# DATASET start

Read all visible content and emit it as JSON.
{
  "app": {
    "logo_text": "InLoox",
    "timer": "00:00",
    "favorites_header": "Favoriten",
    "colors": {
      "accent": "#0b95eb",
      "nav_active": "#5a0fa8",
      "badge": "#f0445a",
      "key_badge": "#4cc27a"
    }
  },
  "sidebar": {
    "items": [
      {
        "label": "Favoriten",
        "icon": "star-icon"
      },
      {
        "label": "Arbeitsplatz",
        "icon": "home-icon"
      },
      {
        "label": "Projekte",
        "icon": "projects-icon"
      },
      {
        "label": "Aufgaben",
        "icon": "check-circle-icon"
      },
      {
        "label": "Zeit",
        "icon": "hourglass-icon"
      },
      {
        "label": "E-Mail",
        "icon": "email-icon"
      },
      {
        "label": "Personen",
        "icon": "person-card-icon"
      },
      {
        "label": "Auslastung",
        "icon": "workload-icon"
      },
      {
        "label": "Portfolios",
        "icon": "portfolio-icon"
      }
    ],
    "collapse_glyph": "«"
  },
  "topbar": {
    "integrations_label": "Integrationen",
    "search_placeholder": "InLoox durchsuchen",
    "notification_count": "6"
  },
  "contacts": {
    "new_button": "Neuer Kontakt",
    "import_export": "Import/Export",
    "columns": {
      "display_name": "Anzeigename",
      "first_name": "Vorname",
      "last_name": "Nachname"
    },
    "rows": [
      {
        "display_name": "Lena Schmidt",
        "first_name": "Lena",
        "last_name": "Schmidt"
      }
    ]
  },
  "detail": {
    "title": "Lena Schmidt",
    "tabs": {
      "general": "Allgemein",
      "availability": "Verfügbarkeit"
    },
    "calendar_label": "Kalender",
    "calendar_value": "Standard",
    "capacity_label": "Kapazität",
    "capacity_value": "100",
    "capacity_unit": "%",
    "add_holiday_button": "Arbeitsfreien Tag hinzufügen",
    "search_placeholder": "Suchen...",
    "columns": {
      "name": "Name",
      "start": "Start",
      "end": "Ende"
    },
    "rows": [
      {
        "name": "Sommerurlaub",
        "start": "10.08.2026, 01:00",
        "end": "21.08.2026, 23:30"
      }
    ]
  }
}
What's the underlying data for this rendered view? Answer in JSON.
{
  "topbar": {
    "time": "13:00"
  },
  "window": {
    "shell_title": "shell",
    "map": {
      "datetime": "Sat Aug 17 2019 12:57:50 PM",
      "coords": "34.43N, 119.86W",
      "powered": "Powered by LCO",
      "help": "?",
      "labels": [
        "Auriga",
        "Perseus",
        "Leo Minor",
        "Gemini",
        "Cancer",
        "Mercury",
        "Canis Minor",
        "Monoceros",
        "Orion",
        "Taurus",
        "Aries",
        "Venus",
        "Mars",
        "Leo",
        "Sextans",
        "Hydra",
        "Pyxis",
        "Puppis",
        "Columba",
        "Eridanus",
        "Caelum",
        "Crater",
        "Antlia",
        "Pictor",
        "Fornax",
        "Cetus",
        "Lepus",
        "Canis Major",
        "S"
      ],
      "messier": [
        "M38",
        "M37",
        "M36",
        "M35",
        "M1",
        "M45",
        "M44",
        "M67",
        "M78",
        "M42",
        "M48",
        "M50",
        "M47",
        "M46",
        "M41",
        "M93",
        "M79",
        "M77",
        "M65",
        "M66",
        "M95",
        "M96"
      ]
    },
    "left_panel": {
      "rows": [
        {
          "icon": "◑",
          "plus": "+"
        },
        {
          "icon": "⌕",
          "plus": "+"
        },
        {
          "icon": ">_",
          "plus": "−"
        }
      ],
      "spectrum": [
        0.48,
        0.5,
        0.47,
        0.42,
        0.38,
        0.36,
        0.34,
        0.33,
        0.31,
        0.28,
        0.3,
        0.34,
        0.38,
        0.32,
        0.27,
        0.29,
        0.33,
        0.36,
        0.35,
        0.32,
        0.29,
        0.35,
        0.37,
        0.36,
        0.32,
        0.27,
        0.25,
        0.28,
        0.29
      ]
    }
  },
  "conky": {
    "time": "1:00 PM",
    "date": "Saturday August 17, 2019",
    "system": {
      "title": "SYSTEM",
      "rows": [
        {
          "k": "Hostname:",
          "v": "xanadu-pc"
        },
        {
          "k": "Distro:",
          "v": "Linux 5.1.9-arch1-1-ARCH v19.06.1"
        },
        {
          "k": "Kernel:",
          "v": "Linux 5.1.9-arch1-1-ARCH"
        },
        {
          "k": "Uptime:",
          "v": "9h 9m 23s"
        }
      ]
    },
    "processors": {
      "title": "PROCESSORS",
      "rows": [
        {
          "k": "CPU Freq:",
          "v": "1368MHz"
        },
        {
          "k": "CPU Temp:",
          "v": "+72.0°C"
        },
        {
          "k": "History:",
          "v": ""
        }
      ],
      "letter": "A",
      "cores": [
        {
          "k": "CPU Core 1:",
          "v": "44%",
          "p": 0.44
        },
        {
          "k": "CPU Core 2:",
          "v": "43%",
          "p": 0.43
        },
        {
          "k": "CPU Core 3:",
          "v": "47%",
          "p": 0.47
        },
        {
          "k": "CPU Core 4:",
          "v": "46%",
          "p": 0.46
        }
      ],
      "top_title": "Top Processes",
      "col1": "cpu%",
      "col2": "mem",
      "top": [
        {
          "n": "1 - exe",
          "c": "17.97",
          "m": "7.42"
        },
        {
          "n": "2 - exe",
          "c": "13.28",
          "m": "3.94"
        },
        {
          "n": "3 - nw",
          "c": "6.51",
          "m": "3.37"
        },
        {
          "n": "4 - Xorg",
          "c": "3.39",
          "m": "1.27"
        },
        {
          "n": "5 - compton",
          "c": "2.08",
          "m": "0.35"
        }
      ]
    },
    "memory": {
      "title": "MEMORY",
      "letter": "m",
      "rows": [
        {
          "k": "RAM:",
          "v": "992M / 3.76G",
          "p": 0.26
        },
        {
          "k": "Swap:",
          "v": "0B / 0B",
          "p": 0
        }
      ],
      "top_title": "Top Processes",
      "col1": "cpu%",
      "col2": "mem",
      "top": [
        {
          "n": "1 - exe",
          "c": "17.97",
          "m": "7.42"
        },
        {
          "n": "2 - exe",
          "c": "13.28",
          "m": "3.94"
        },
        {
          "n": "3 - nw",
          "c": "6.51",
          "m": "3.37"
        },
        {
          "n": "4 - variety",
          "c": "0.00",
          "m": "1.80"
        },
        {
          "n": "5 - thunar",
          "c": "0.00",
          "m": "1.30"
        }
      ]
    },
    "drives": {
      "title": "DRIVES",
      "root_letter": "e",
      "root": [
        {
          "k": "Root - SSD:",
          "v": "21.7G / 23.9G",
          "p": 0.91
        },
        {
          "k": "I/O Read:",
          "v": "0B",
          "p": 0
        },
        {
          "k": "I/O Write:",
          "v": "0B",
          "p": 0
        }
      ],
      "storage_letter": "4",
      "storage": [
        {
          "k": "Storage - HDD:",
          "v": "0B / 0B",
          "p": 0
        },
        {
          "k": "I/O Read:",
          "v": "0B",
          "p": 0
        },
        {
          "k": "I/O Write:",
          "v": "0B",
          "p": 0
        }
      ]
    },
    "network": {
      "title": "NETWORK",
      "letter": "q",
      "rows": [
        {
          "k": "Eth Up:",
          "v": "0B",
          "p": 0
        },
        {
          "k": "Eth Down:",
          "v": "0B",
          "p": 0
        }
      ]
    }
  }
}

# DATASET end

#### TO DO
Make an exact copy of the records.

#### WRITTEN RESPONSE
Read all visible content and emit it as JSON.
{
  "app": {
    "logo_text": "InLoox",
    "timer": "00:00",
    "favorites_header": "Favoriten",
    "colors": {
      "accent": "#0b95eb",
      "nav_active": "#5a0fa8",
      "badge": "#f0445a",
      "key_badge": "#4cc27a"
    }
  },
  "sidebar": {
    "items": [
      {
        "label": "Favoriten",
        "icon": "star-icon"
      },
      {
        "label": "Arbeitsplatz",
        "icon": "home-icon"
      },
      {
        "label": "Projekte",
        "icon": "projects-icon"
      },
      {
        "label": "Aufgaben",
        "icon": "check-circle-icon"
      },
      {
        "label": "Zeit",
        "icon": "hourglass-icon"
      },
      {
        "label": "E-Mail",
        "icon": "email-icon"
      },
      {
        "label": "Personen",
        "icon": "person-card-icon"
      },
      {
        "label": "Auslastung",
        "icon": "workload-icon"
      },
      {
        "label": "Portfolios",
        "icon": "portfolio-icon"
      }
    ],
    "collapse_glyph": "«"
  },
  "topbar": {
    "integrations_label": "Integrationen",
    "search_placeholder": "InLoox durchsuchen",
    "notification_count": "6"
  },
  "contacts": {
    "new_button": "Neuer Kontakt",
    "import_export": "Import/Export",
    "columns": {
      "display_name": "Anzeigename",
      "first_name": "Vorname",
      "last_name": "Nachname"
    },
    "rows": [
      {
        "display_name": "Lena Schmidt",
        "first_name": "Lena",
        "last_name": "Schmidt"
      }
    ]
  },
  "detail": {
    "title": "Lena Schmidt",
    "tabs": {
      "general": "Allgemein",
      "availability": "Verfügbarkeit"
    },
    "calendar_label": "Kalender",
    "calendar_value": "Standard",
    "capacity_label": "Kapazität",
    "capacity_value": "100",
    "capacity_unit": "%",
    "add_holiday_button": "Arbeitsfreien Tag hinzufügen",
    "search_placeholder": "Suchen...",
    "columns": {
      "name": "Name",
      "start": "Start",
      "end": "Ende"
    },
    "rows": [
      {
        "name": "Sommerurlaub",
        "start": "10.08.2026, 01:00",
        "end": "21.08.2026, 23:30"
      }
    ]
  }
}
What's the underlying data for this rendered view? Answer in JSON.
{
  "topbar": {
    "time": "13:00"
  },
  "window": {
    "shell_title": "shell",
    "map": {
      "datetime": "Sat Aug 17 2019 12:57:50 PM",
      "coords": "34.43N, 119.86W",
      "powered": "Powered by LCO",
      "help": "?",
      "labels": [
        "Auriga",
        "Perseus",
        "Leo Minor",
        "Gemini",
        "Cancer",
        "Mercury",
        "Canis Minor",
        "Monoceros",
        "Orion",
        "Taurus",
        "Aries",
        "Venus",
        "Mars",
        "Leo",
        "Sextans",
        "Hydra",
        "Pyxis",
        "Puppis",
        "Columba",
        "Eridanus",
        "Caelum",
        "Crater",
        "Antlia",
        "Pictor",
        "Fornax",
        "Cetus",
        "Lepus",
        "Canis Major",
        "S"
      ],
      "messier": [
        "M38",
        "M37",
        "M36",
        "M35",
        "M1",
        "M45",
        "M44",
        "M67",
        "M78",
        "M42",
        "M48",
        "M50",
        "M47",
        "M46",
        "M41",
        "M93",
        "M79",
        "M77",
        "M65",
        "M66",
        "M95",
        "M96"
      ]
    },
    "left_panel": {
      "rows": [
        {
          "icon": "◑",
          "plus": "+"
        },
        {
          "icon": "⌕",
          "plus": "+"
        },
        {
          "icon": ">_",
          "plus": "−"
        }
      ],
      "spectrum": [
        0.48,
        0.5,
        0.47,
        0.42,
        0.38,
        0.36,
        0.34,
        0.33,
        0.31,
        0.28,
        0.3,
        0.34,
        0.38,
        0.32,
        0.27,
        0.29,
        0.33,
        0.36,
        0.35,
        0.32,
        0.29,
        0.35,
        0.37,
        0.36,
        0.32,
        0.27,
        0.25,
        0.28,
        0.29
      ]
    }
  },
  "conky": {
    "time": "1:00 PM",
    "date": "Saturday August 17, 2019",
    "system": {
      "title": "SYSTEM",
      "rows": [
        {
          "k": "Hostname:",
          "v": "xanadu-pc"
        },
        {
          "k": "Distro:",
          "v": "Linux 5.1.9-arch1-1-ARCH v19.06.1"
        },
        {
          "k": "Kernel:",
          "v": "Linux 5.1.9-arch1-1-ARCH"
        },
        {
          "k": "Uptime:",
          "v": "9h 9m 23s"
        }
      ]
    },
    "processors": {
      "title": "PROCESSORS",
      "rows": [
        {
          "k": "CPU Freq:",
          "v": "1368MHz"
        },
        {
          "k": "CPU Temp:",
          "v": "+72.0°C"
        },
        {
          "k": "History:",
          "v": ""
        }
      ],
      "letter": "A",
      "cores": [
        {
          "k": "CPU Core 1:",
          "v": "44%",
          "p": 0.44
        },
        {
          "k": "CPU Core 2:",
          "v": "43%",
          "p": 0.43
        },
        {
          "k": "CPU Core 3:",
          "v": "47%",
          "p": 0.47
        },
        {
          "k": "CPU Core 4:",
          "v": "46%",
          "p": 0.46
        }
      ],
      "top_title": "Top Processes",
      "col1": "cpu%",
      "col2": "mem",
      "top": [
        {
          "n": "1 - exe",
          "c": "17.97",
          "m": "7.42"
        },
        {
          "n": "2 - exe",
          "c": "13.28",
          "m": "3.94"
        },
        {
          "n": "3 - nw",
          "c": "6.51",
          "m": "3.37"
        },
        {
          "n": "4 - Xorg",
          "c": "3.39",
          "m": "1.27"
        },
        {
          "n": "5 - compton",
          "c": "2.08",
          "m": "0.35"
        }
      ]
    },
    "memory": {
      "title": "MEMORY",
      "letter": "m",
      "rows": [
        {
          "k": "RAM:",
          "v": "992M / 3.76G",
          "p": 0.26
        },
        {
          "k": "Swap:",
          "v": "0B / 0B",
          "p": 0
        }
      ],
      "top_title": "Top Processes",
      "col1": "cpu%",
      "col2": "mem",
      "top": [
        {
          "n": "1 - exe",
          "c": "17.97",
          "m": "7.42"
        },
        {
          "n": "2 - exe",
          "c": "13.28",
          "m": "3.94"
        },
        {
          "n": "3 - nw",
          "c": "6.51",
          "m": "3.37"
        },
        {
          "n": "4 - variety",
          "c": "0.00",
          "m": "1.80"
        },
        {
          "n": "5 - thunar",
          "c": "0.00",
          "m": "1.30"
        }
      ]
    },
    "drives": {
      "title": "DRIVES",
      "root_letter": "e",
      "root": [
        {
          "k": "Root - SSD:",
          "v": "21.7G / 23.9G",
          "p": 0.91
        },
        {
          "k": "I/O Read:",
          "v": "0B",
          "p": 0
        },
        {
          "k": "I/O Write:",
          "v": "0B",
          "p": 0
        }
      ],
      "storage_letter": "4",
      "storage": [
        {
          "k": "Storage - HDD:",
          "v": "0B / 0B",
          "p": 0
        },
        {
          "k": "I/O Read:",
          "v": "0B",
          "p": 0
        },
        {
          "k": "I/O Write:",
          "v": "0B",
          "p": 0
        }
      ]
    },
    "network": {
      "title": "NETWORK",
      "letter": "q",
      "rows": [
        {
          "k": "Eth Up:",
          "v": "0B",
          "p": 0
        },
        {
          "k": "Eth Down:",
          "v": "0B",
          "p": 0
        }
      ]
    }
  }
}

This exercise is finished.